What is asked - Filter these entries, keeping only lines that hold the word "offset".

Supplied records -
/---

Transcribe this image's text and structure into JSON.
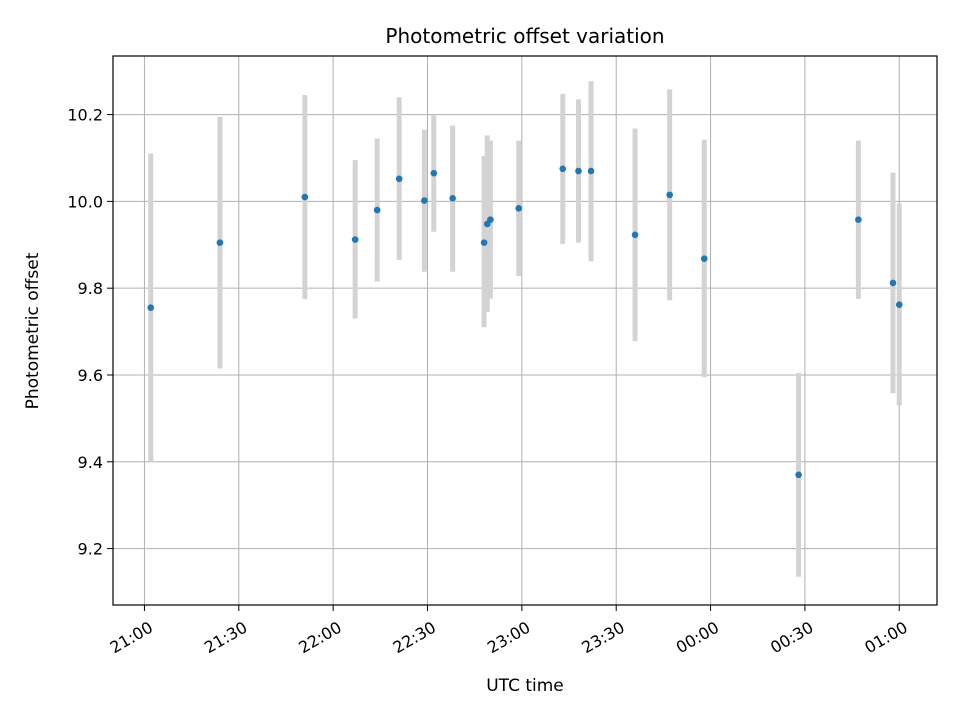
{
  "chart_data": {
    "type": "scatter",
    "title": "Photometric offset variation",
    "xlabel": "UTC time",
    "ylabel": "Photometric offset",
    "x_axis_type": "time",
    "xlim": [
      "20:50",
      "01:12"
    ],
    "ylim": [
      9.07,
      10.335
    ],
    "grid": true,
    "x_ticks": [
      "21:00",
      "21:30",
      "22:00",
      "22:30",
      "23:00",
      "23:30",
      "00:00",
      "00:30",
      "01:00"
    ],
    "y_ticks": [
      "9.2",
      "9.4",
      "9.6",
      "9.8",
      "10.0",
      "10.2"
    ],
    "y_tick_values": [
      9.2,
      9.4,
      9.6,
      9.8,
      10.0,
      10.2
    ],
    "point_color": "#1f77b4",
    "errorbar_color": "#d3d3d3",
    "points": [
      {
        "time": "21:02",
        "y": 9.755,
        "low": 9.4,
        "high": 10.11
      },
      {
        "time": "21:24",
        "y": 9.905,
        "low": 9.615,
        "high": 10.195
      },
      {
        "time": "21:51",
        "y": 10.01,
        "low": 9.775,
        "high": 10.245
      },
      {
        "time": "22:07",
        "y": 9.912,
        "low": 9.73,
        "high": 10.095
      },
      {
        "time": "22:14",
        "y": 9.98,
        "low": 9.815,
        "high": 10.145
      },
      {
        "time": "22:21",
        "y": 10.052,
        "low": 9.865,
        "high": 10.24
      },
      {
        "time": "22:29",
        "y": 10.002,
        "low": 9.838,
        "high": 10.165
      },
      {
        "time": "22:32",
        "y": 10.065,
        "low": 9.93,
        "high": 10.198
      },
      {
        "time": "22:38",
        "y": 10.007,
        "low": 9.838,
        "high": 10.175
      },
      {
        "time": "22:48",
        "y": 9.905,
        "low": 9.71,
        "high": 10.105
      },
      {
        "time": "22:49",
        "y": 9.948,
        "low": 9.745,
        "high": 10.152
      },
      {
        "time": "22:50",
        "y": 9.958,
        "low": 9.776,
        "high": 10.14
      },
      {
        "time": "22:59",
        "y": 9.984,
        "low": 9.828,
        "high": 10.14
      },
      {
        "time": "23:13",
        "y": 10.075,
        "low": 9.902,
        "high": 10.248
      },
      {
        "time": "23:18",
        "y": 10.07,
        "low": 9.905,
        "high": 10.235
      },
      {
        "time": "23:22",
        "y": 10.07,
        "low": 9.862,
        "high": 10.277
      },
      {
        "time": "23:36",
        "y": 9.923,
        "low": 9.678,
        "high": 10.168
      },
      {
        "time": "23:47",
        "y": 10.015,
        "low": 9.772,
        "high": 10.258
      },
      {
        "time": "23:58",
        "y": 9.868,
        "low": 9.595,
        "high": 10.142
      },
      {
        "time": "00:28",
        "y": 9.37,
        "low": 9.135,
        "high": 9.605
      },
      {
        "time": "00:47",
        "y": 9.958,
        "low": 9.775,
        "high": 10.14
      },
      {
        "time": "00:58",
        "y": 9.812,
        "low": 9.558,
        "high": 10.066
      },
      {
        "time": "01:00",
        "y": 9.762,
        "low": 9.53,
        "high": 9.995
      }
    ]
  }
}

\---

Answer to this problem -
    "title": "Photometric offset variation",
    "ylabel": "Photometric offset",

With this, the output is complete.